> [MATERIAL FOR THIS EXERCISE]
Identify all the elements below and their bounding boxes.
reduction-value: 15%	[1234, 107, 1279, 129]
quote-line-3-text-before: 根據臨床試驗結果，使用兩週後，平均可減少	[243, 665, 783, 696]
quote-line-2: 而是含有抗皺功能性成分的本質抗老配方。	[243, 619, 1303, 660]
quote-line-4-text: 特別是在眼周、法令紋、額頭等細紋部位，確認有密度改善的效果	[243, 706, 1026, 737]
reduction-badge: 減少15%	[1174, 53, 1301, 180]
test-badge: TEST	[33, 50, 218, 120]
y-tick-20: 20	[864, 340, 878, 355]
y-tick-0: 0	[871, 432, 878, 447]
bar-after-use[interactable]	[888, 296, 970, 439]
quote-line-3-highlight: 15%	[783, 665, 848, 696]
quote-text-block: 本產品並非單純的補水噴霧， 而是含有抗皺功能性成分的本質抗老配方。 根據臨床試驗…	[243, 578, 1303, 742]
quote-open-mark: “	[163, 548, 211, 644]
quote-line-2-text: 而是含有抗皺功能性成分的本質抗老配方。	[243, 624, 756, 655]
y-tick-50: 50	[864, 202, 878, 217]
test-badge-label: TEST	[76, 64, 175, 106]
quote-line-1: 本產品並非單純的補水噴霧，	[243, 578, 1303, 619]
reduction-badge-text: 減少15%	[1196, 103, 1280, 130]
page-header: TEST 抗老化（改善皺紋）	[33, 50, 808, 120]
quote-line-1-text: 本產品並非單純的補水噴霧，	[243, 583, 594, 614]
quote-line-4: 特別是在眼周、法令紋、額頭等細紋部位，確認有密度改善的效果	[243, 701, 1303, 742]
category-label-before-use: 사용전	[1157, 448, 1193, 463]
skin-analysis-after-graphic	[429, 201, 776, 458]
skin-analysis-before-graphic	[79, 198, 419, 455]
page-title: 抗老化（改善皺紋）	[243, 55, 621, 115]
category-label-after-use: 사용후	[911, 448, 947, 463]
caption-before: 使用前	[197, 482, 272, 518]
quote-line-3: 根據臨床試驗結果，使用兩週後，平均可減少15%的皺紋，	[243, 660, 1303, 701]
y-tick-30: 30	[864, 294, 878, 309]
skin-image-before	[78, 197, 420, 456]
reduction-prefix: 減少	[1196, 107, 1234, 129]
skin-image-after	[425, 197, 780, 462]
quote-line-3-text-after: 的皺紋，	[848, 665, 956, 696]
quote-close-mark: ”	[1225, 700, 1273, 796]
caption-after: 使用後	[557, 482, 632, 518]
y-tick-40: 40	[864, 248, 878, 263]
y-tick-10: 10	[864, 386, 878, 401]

> [WRITTEN TASK] Rewrite the data above, replacing "quote-open-mark" with "quote-start-mark" and keeping every other character the same.

> [SOLUTION TO THIS PROBLEM]
Identify all the elements below and their bounding boxes.
reduction-value: 15%	[1234, 107, 1279, 129]
quote-line-3-text-before: 根據臨床試驗結果，使用兩週後，平均可減少	[243, 665, 783, 696]
quote-line-2: 而是含有抗皺功能性成分的本質抗老配方。	[243, 619, 1303, 660]
quote-line-4-text: 特別是在眼周、法令紋、額頭等細紋部位，確認有密度改善的效果	[243, 706, 1026, 737]
reduction-badge: 減少15%	[1174, 53, 1301, 180]
test-badge: TEST	[33, 50, 218, 120]
y-tick-20: 20	[864, 340, 878, 355]
y-tick-0: 0	[871, 432, 878, 447]
bar-after-use[interactable]	[888, 296, 970, 439]
quote-line-3-highlight: 15%	[783, 665, 848, 696]
quote-text-block: 本產品並非單純的補水噴霧， 而是含有抗皺功能性成分的本質抗老配方。 根據臨床試驗…	[243, 578, 1303, 742]
quote-start-mark: “	[163, 548, 211, 644]
quote-line-2-text: 而是含有抗皺功能性成分的本質抗老配方。	[243, 624, 756, 655]
y-tick-50: 50	[864, 202, 878, 217]
test-badge-label: TEST	[76, 64, 175, 106]
quote-line-1: 本產品並非單純的補水噴霧，	[243, 578, 1303, 619]
reduction-badge-text: 減少15%	[1196, 103, 1280, 130]
page-header: TEST 抗老化（改善皺紋）	[33, 50, 808, 120]
quote-line-1-text: 本產品並非單純的補水噴霧，	[243, 583, 594, 614]
quote-line-4: 特別是在眼周、法令紋、額頭等細紋部位，確認有密度改善的效果	[243, 701, 1303, 742]
category-label-before-use: 사용전	[1157, 448, 1193, 463]
skin-analysis-after-graphic	[429, 201, 776, 458]
skin-analysis-before-graphic	[79, 198, 419, 455]
page-title: 抗老化（改善皺紋）	[243, 55, 621, 115]
category-label-after-use: 사용후	[911, 448, 947, 463]
caption-before: 使用前	[197, 482, 272, 518]
quote-line-3: 根據臨床試驗結果，使用兩週後，平均可減少15%的皺紋，	[243, 660, 1303, 701]
y-tick-30: 30	[864, 294, 878, 309]
skin-image-before	[78, 197, 420, 456]
reduction-prefix: 減少	[1196, 107, 1234, 129]
skin-image-after	[425, 197, 780, 462]
quote-line-3-text-after: 的皺紋，	[848, 665, 956, 696]
quote-close-mark: ”	[1225, 700, 1273, 796]
caption-after: 使用後	[557, 482, 632, 518]
y-tick-40: 40	[864, 248, 878, 263]
y-tick-10: 10	[864, 386, 878, 401]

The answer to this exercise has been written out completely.